Short exercise: Identify, in the records below, every line where the string "this" appears, and copy each such line.

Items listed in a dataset
— begin —

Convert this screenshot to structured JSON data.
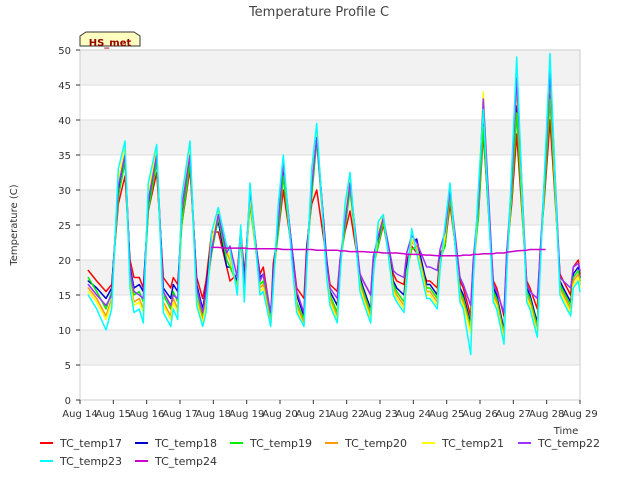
{
  "chart_data": {
    "type": "line",
    "title": "Temperature Profile C",
    "xlabel": "Time",
    "ylabel": "Temperature (C)",
    "annotation": "HS_met",
    "xlim": [
      0,
      15
    ],
    "ylim": [
      0,
      50
    ],
    "x_ticks": [
      0,
      1,
      2,
      3,
      4,
      5,
      6,
      7,
      8,
      9,
      10,
      11,
      12,
      13,
      14,
      15
    ],
    "x_tick_labels": [
      "Aug 14",
      "Aug 15",
      "Aug 16",
      "Aug 17",
      "Aug 18",
      "Aug 19",
      "Aug 20",
      "Aug 21",
      "Aug 22",
      "Aug 23",
      "Aug 24",
      "Aug 25",
      "Aug 26",
      "Aug 27",
      "Aug 28",
      "Aug 29"
    ],
    "y_ticks": [
      0,
      5,
      10,
      15,
      20,
      25,
      30,
      35,
      40,
      45,
      50
    ],
    "y_tick_labels": [
      "0",
      "5",
      "10",
      "15",
      "20",
      "25",
      "30",
      "35",
      "40",
      "45",
      "50"
    ],
    "grid": true,
    "banded_background": true,
    "legend_position": "bottom",
    "daily_cycle": {
      "x_values": [
        0.25,
        0.5,
        0.78,
        0.95,
        1.15,
        1.35,
        1.5,
        1.62,
        1.78,
        1.9,
        2.05,
        2.3,
        2.5,
        2.72,
        2.8,
        2.93,
        3.05,
        3.3,
        3.5,
        3.68,
        3.78,
        3.95,
        4.15,
        4.4,
        4.5,
        4.72,
        4.82,
        4.93,
        5.1,
        5.4,
        5.5,
        5.72,
        5.8,
        5.95,
        6.1,
        6.4,
        6.5,
        6.72,
        6.8,
        6.95,
        7.1,
        7.4,
        7.5,
        7.72,
        7.8,
        7.95,
        8.1,
        8.4,
        8.5,
        8.72,
        8.8,
        8.95,
        9.1,
        9.4,
        9.5,
        9.72,
        9.8,
        9.95,
        10.1,
        10.4,
        10.5,
        10.72,
        10.8,
        10.95,
        11.1,
        11.4,
        11.5,
        11.72,
        11.8,
        11.95,
        12.1,
        12.4,
        12.5,
        12.72,
        12.8,
        12.95,
        13.1,
        13.4,
        13.5,
        13.72,
        13.8,
        13.95,
        14.1,
        14.4,
        14.5,
        14.72,
        14.8,
        14.95,
        15.0
      ]
    },
    "series": [
      {
        "name": "TC_temp17",
        "color": "#ff0000",
        "values": [
          18.5,
          17.0,
          15.5,
          16.5,
          28.0,
          32.0,
          20.0,
          17.5,
          17.5,
          16.0,
          27.0,
          32.5,
          17.5,
          16.0,
          17.5,
          16.5,
          25.0,
          33.0,
          17.5,
          14.5,
          17.0,
          24.0,
          24.0,
          19.0,
          17.0,
          18.0,
          24.5,
          18.0,
          28.0,
          18.0,
          19.0,
          12.0,
          19.5,
          24.0,
          30.0,
          20.0,
          16.0,
          14.5,
          22.0,
          28.0,
          30.0,
          20.0,
          16.5,
          15.5,
          20.0,
          24.0,
          27.0,
          18.0,
          17.0,
          15.0,
          20.0,
          22.0,
          25.0,
          18.0,
          17.0,
          16.5,
          20.0,
          22.0,
          21.0,
          17.0,
          17.0,
          16.0,
          21.0,
          22.0,
          28.0,
          17.0,
          16.0,
          12.0,
          20.0,
          26.0,
          38.0,
          17.0,
          16.0,
          12.0,
          21.0,
          28.0,
          38.0,
          17.0,
          16.0,
          13.0,
          21.0,
          30.0,
          40.0,
          18.0,
          17.0,
          15.0,
          19.0,
          20.0,
          18.0
        ]
      },
      {
        "name": "TC_temp18",
        "color": "#0000cc",
        "values": [
          17.0,
          16.0,
          14.5,
          16.0,
          30.0,
          35.0,
          19.0,
          16.0,
          16.5,
          15.5,
          28.0,
          35.0,
          16.0,
          14.5,
          16.5,
          15.5,
          26.0,
          35.0,
          16.5,
          13.0,
          16.0,
          22.5,
          25.5,
          19.0,
          19.0,
          17.0,
          24.0,
          17.0,
          29.0,
          17.5,
          18.0,
          11.0,
          18.5,
          25.0,
          33.0,
          20.0,
          15.0,
          12.0,
          21.0,
          30.0,
          38.0,
          20.0,
          15.5,
          13.5,
          19.5,
          25.0,
          31.0,
          17.5,
          16.0,
          13.0,
          19.5,
          23.0,
          26.0,
          17.0,
          16.0,
          15.0,
          19.0,
          22.5,
          23.0,
          16.5,
          16.5,
          15.0,
          20.5,
          22.0,
          30.0,
          16.0,
          15.0,
          11.0,
          19.0,
          27.0,
          40.0,
          16.0,
          15.0,
          10.0,
          20.0,
          30.0,
          42.0,
          16.0,
          15.0,
          11.0,
          20.0,
          32.0,
          44.0,
          17.0,
          16.0,
          14.0,
          18.0,
          19.0,
          17.5
        ]
      },
      {
        "name": "TC_temp19",
        "color": "#00ee00",
        "values": [
          17.5,
          15.5,
          13.0,
          15.5,
          29.0,
          34.0,
          18.0,
          15.0,
          15.5,
          14.0,
          27.0,
          34.0,
          15.0,
          13.0,
          15.5,
          14.0,
          25.0,
          34.0,
          15.5,
          12.0,
          15.0,
          21.0,
          26.0,
          20.0,
          19.0,
          16.5,
          23.0,
          16.0,
          28.0,
          16.5,
          17.0,
          11.5,
          17.5,
          24.0,
          32.0,
          19.0,
          14.0,
          11.5,
          20.0,
          29.0,
          37.0,
          19.0,
          15.0,
          12.5,
          19.0,
          24.5,
          30.0,
          17.0,
          15.5,
          12.5,
          19.0,
          22.0,
          25.5,
          16.5,
          15.5,
          14.0,
          18.5,
          21.5,
          22.0,
          16.0,
          16.0,
          14.5,
          20.0,
          22.0,
          29.0,
          15.5,
          14.5,
          10.5,
          18.5,
          26.0,
          39.0,
          15.5,
          14.5,
          9.5,
          19.5,
          29.0,
          41.0,
          15.5,
          14.5,
          10.5,
          19.5,
          31.0,
          43.0,
          16.5,
          15.5,
          13.5,
          17.5,
          18.5,
          17.0
        ]
      },
      {
        "name": "TC_temp20",
        "color": "#ff9900",
        "values": [
          16.0,
          14.5,
          12.0,
          14.5,
          31.0,
          35.5,
          17.0,
          14.0,
          14.5,
          13.0,
          29.0,
          35.5,
          14.0,
          12.0,
          14.5,
          13.0,
          27.0,
          35.5,
          14.5,
          11.5,
          14.0,
          22.0,
          26.5,
          21.0,
          20.0,
          16.0,
          24.0,
          15.0,
          29.0,
          16.0,
          16.5,
          11.0,
          17.0,
          26.0,
          34.0,
          18.5,
          13.5,
          11.0,
          19.5,
          31.0,
          38.0,
          18.5,
          14.5,
          12.0,
          18.5,
          26.0,
          31.0,
          16.5,
          15.0,
          12.0,
          18.5,
          23.5,
          26.0,
          16.0,
          15.0,
          13.5,
          18.0,
          22.5,
          22.0,
          15.5,
          15.5,
          14.0,
          19.5,
          23.0,
          30.0,
          15.0,
          14.0,
          10.0,
          18.0,
          28.0,
          43.0,
          15.0,
          14.0,
          9.0,
          19.0,
          31.0,
          45.0,
          15.0,
          14.0,
          10.0,
          19.0,
          33.0,
          46.0,
          16.0,
          15.0,
          13.0,
          17.0,
          18.0,
          16.5
        ]
      },
      {
        "name": "TC_temp21",
        "color": "#ffff00",
        "values": [
          15.5,
          14.0,
          11.5,
          14.0,
          31.5,
          36.0,
          16.5,
          13.5,
          14.0,
          12.5,
          29.5,
          36.0,
          13.5,
          11.5,
          14.0,
          12.5,
          27.5,
          36.0,
          14.0,
          11.0,
          13.5,
          22.5,
          27.0,
          21.5,
          20.5,
          15.5,
          24.5,
          14.5,
          29.5,
          15.5,
          16.0,
          10.5,
          16.5,
          26.5,
          34.5,
          18.0,
          13.0,
          10.5,
          19.0,
          31.5,
          38.5,
          18.0,
          14.0,
          11.5,
          18.0,
          26.5,
          31.5,
          16.0,
          14.5,
          11.5,
          18.0,
          24.0,
          26.5,
          15.5,
          14.5,
          13.0,
          17.5,
          23.0,
          21.5,
          15.0,
          15.0,
          13.5,
          19.0,
          23.5,
          30.5,
          14.5,
          13.5,
          9.5,
          17.5,
          28.5,
          44.0,
          14.5,
          13.5,
          8.5,
          18.5,
          31.5,
          46.0,
          14.5,
          13.5,
          9.5,
          18.5,
          33.5,
          47.0,
          15.5,
          14.5,
          12.5,
          16.5,
          17.5,
          16.0
        ]
      },
      {
        "name": "TC_temp22",
        "color": "#9933ff",
        "values": [
          16.5,
          15.0,
          13.5,
          15.0,
          30.5,
          35.0,
          18.5,
          15.5,
          15.0,
          14.5,
          28.5,
          35.0,
          15.5,
          13.5,
          15.0,
          14.5,
          27.5,
          35.0,
          16.0,
          12.5,
          15.5,
          21.5,
          26.5,
          21.0,
          22.0,
          17.5,
          24.0,
          16.5,
          30.0,
          17.0,
          18.0,
          12.5,
          18.0,
          25.5,
          34.0,
          19.5,
          15.5,
          12.5,
          20.5,
          30.5,
          37.5,
          19.5,
          16.0,
          14.5,
          20.0,
          25.5,
          31.0,
          18.0,
          17.0,
          15.0,
          20.5,
          23.5,
          26.0,
          18.5,
          18.0,
          17.5,
          21.0,
          23.5,
          22.5,
          19.0,
          19.0,
          18.5,
          21.5,
          24.0,
          30.0,
          17.5,
          16.5,
          13.5,
          20.0,
          28.0,
          43.0,
          16.5,
          15.5,
          12.5,
          21.0,
          31.0,
          46.0,
          16.5,
          15.5,
          14.5,
          20.5,
          33.0,
          47.0,
          17.5,
          17.0,
          16.0,
          19.0,
          19.5,
          18.5
        ]
      },
      {
        "name": "TC_temp23",
        "color": "#00ffff",
        "values": [
          15.0,
          13.0,
          10.0,
          13.0,
          33.0,
          37.0,
          16.0,
          12.5,
          13.0,
          11.0,
          31.0,
          36.5,
          12.5,
          10.5,
          13.0,
          11.5,
          29.0,
          37.0,
          13.5,
          10.5,
          12.5,
          24.0,
          27.5,
          22.0,
          21.5,
          15.0,
          25.0,
          14.0,
          31.0,
          15.0,
          15.5,
          10.5,
          16.0,
          28.0,
          35.0,
          17.5,
          12.5,
          10.5,
          18.5,
          33.0,
          39.5,
          17.5,
          13.5,
          11.0,
          17.5,
          28.0,
          32.5,
          15.5,
          14.0,
          11.0,
          17.5,
          25.5,
          26.5,
          15.0,
          14.0,
          12.5,
          17.0,
          24.5,
          21.0,
          14.5,
          14.5,
          13.0,
          18.5,
          25.0,
          31.0,
          14.0,
          13.0,
          6.5,
          17.0,
          30.0,
          41.5,
          14.0,
          13.0,
          8.0,
          18.0,
          33.0,
          49.0,
          14.0,
          13.0,
          9.0,
          18.0,
          34.0,
          49.5,
          15.0,
          14.0,
          12.0,
          16.0,
          17.0,
          15.5
        ]
      },
      {
        "name": "TC_temp24",
        "color": "#cc00cc",
        "values": [
          null,
          null,
          null,
          null,
          null,
          null,
          null,
          null,
          null,
          null,
          null,
          null,
          null,
          null,
          null,
          null,
          null,
          null,
          null,
          null,
          null,
          21.8,
          21.8,
          21.7,
          21.7,
          21.7,
          21.7,
          21.7,
          21.6,
          21.6,
          21.6,
          21.6,
          21.6,
          21.6,
          21.5,
          21.5,
          21.5,
          21.5,
          21.5,
          21.5,
          21.4,
          21.4,
          21.4,
          21.4,
          21.3,
          21.3,
          21.2,
          21.2,
          21.2,
          21.1,
          21.1,
          21.1,
          21.0,
          21.0,
          21.0,
          20.9,
          20.8,
          20.8,
          20.8,
          20.7,
          20.7,
          20.6,
          20.6,
          20.6,
          20.6,
          20.6,
          20.7,
          20.7,
          20.8,
          20.8,
          20.9,
          20.9,
          21.0,
          21.0,
          21.1,
          21.2,
          21.3,
          21.4,
          21.5,
          21.5,
          21.5,
          21.5,
          null,
          null,
          null,
          null,
          null,
          null,
          null
        ]
      }
    ]
  }
}
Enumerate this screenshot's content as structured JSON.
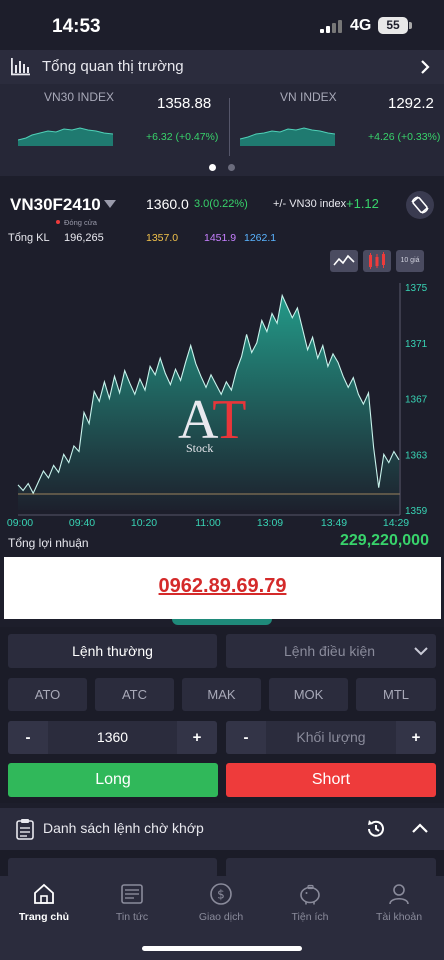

— end —

Right answer:
Convert this screenshot to structured JSON data.
Enumerate this screenshot's content as structured JSON.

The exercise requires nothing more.